Aim —
Count the lines below that contain the word "Distributed" and give only that number.
────────────────
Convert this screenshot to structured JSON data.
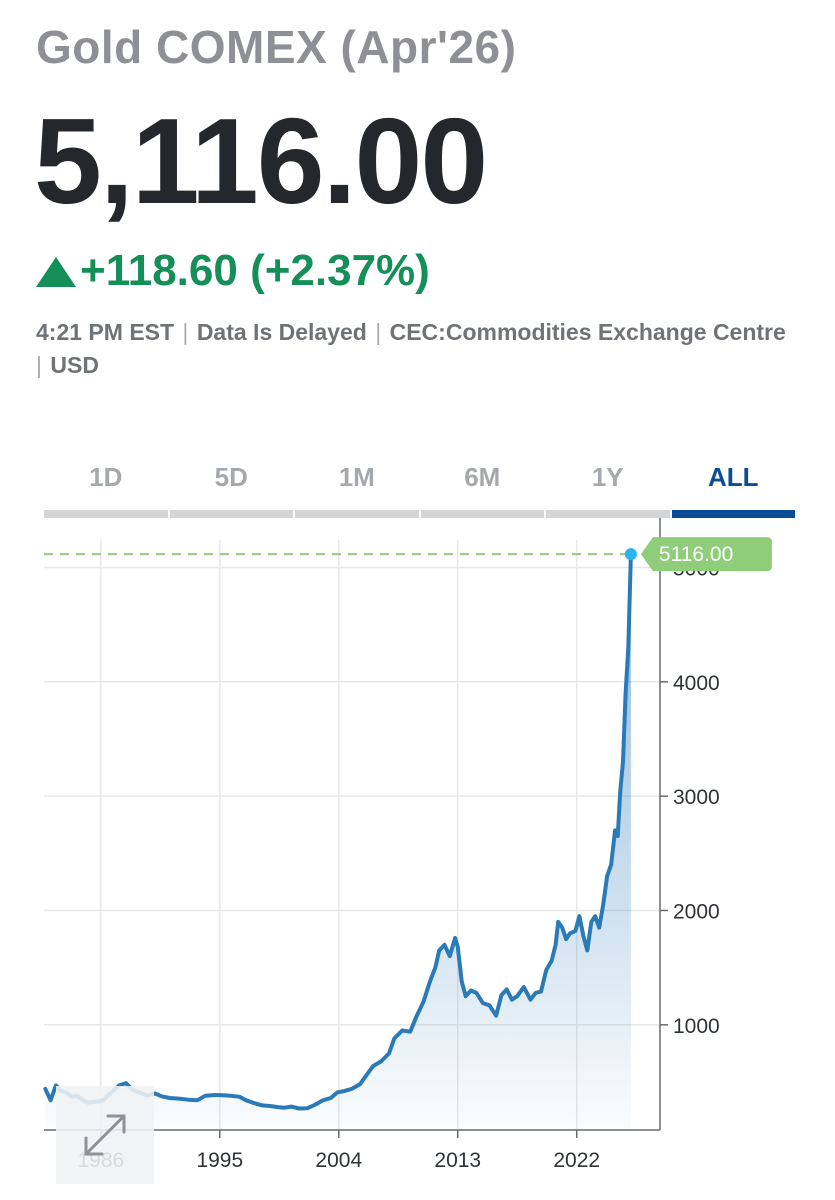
{
  "header": {
    "title": "Gold COMEX (Apr'26)",
    "price": "5,116.00",
    "change": "+118.60 (+2.37%)",
    "meta": [
      "4:21 PM EST",
      "Data Is Delayed",
      "CEC:Commodities Exchange Centre",
      "USD"
    ]
  },
  "colors": {
    "up": "#148f57",
    "line": "#2a7ab8",
    "accent": "#0b4c97",
    "last_price_tag": "#8fcd7a",
    "last_point": "#2bb5f0"
  },
  "tabs": [
    "1D",
    "5D",
    "1M",
    "6M",
    "1Y",
    "ALL"
  ],
  "active_tab": "ALL",
  "chart_data": {
    "type": "area",
    "title": "",
    "xlabel": "",
    "ylabel": "",
    "x_ticks": [
      "1986",
      "1995",
      "2004",
      "2013",
      "2022"
    ],
    "x_tick_values": [
      1986,
      1995,
      2004,
      2013,
      2022
    ],
    "y_ticks": [
      "1000",
      "2000",
      "3000",
      "4000",
      "5000"
    ],
    "y_tick_values": [
      1000,
      2000,
      3000,
      4000,
      5000
    ],
    "xlim": [
      1981.7,
      2028.3
    ],
    "ylim": [
      80,
      5240
    ],
    "last_value_label": "5116.00",
    "last_value": 5116,
    "series": [
      {
        "name": "Gold COMEX (Apr'26)",
        "x": [
          1981.8,
          1982.2,
          1982.6,
          1983.0,
          1983.4,
          1983.8,
          1984.2,
          1984.6,
          1985.0,
          1985.4,
          1985.8,
          1986.2,
          1986.6,
          1987.0,
          1987.4,
          1987.9,
          1988.4,
          1988.9,
          1989.5,
          1990.1,
          1990.6,
          1991.2,
          1991.9,
          1992.6,
          1993.3,
          1993.9,
          1994.5,
          1995.1,
          1995.8,
          1996.5,
          1997.0,
          1997.6,
          1998.2,
          1998.8,
          1999.4,
          1999.9,
          2000.4,
          2001.0,
          2001.6,
          2002.2,
          2002.8,
          2003.4,
          2003.9,
          2004.4,
          2005.0,
          2005.6,
          2006.1,
          2006.6,
          2007.2,
          2007.8,
          2008.2,
          2008.8,
          2009.4,
          2009.9,
          2010.4,
          2010.9,
          2011.3,
          2011.6,
          2012.0,
          2012.4,
          2012.8,
          2013.0,
          2013.3,
          2013.6,
          2014.0,
          2014.4,
          2014.9,
          2015.4,
          2015.9,
          2016.3,
          2016.7,
          2017.1,
          2017.5,
          2018.0,
          2018.5,
          2018.9,
          2019.3,
          2019.7,
          2020.1,
          2020.4,
          2020.6,
          2020.9,
          2021.2,
          2021.5,
          2021.9,
          2022.2,
          2022.5,
          2022.8,
          2023.1,
          2023.4,
          2023.7,
          2024.0,
          2024.3,
          2024.6,
          2024.9,
          2025.1,
          2025.3,
          2025.5,
          2025.7,
          2025.9,
          2026.1
        ],
        "values": [
          440,
          340,
          470,
          420,
          410,
          370,
          380,
          345,
          320,
          325,
          330,
          340,
          390,
          430,
          470,
          490,
          430,
          410,
          380,
          400,
          375,
          360,
          355,
          345,
          340,
          380,
          385,
          385,
          380,
          370,
          340,
          315,
          295,
          290,
          280,
          275,
          285,
          268,
          270,
          300,
          340,
          360,
          410,
          420,
          440,
          480,
          560,
          640,
          680,
          750,
          880,
          950,
          940,
          1080,
          1200,
          1380,
          1500,
          1650,
          1700,
          1600,
          1760,
          1680,
          1380,
          1250,
          1300,
          1280,
          1190,
          1170,
          1080,
          1260,
          1310,
          1220,
          1250,
          1330,
          1220,
          1280,
          1290,
          1480,
          1560,
          1700,
          1900,
          1850,
          1750,
          1800,
          1820,
          1950,
          1780,
          1650,
          1900,
          1950,
          1850,
          2050,
          2300,
          2400,
          2700,
          2650,
          3050,
          3300,
          3900,
          4300,
          5116
        ]
      }
    ]
  }
}
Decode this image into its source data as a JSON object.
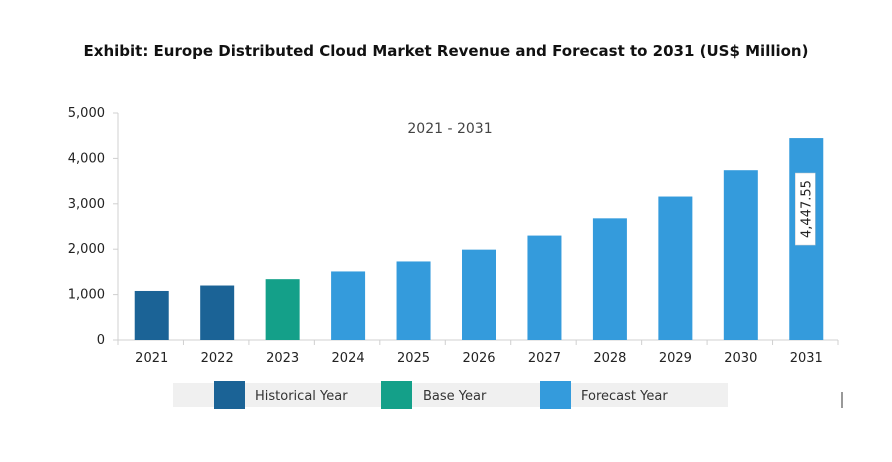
{
  "page": {
    "title": "Exhibit: Europe Distributed Cloud Market Revenue and Forecast to 2031 (US$ Million)"
  },
  "chart_data": {
    "type": "bar",
    "title": "Exhibit: Europe Distributed Cloud Market Revenue and Forecast to 2031 (US$ Million)",
    "subtitle": "2021 - 2031",
    "xlabel": "",
    "ylabel": "",
    "ylim": [
      0,
      5000
    ],
    "yticks": [
      0,
      1000,
      2000,
      3000,
      4000,
      5000
    ],
    "ytick_labels": [
      "0",
      "1,000",
      "2,000",
      "3,000",
      "4,000",
      "5,000"
    ],
    "grid": false,
    "legend_position": "bottom",
    "categories": [
      "2021",
      "2022",
      "2023",
      "2024",
      "2025",
      "2026",
      "2027",
      "2028",
      "2029",
      "2030",
      "2031"
    ],
    "values": [
      1080,
      1200,
      1340,
      1510,
      1730,
      1990,
      2300,
      2680,
      3160,
      3740,
      4447.55
    ],
    "bar_types": [
      "historical",
      "historical",
      "base",
      "forecast",
      "forecast",
      "forecast",
      "forecast",
      "forecast",
      "forecast",
      "forecast",
      "forecast"
    ],
    "data_labels": [
      {
        "index": 10,
        "text": "4,447.55"
      }
    ],
    "legend": [
      {
        "key": "historical",
        "label": "Historical Year",
        "color": "#1b6396"
      },
      {
        "key": "base",
        "label": "Base Year",
        "color": "#14a089"
      },
      {
        "key": "forecast",
        "label": "Forecast Year",
        "color": "#349bdc"
      }
    ]
  }
}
────────────────
Solution —
2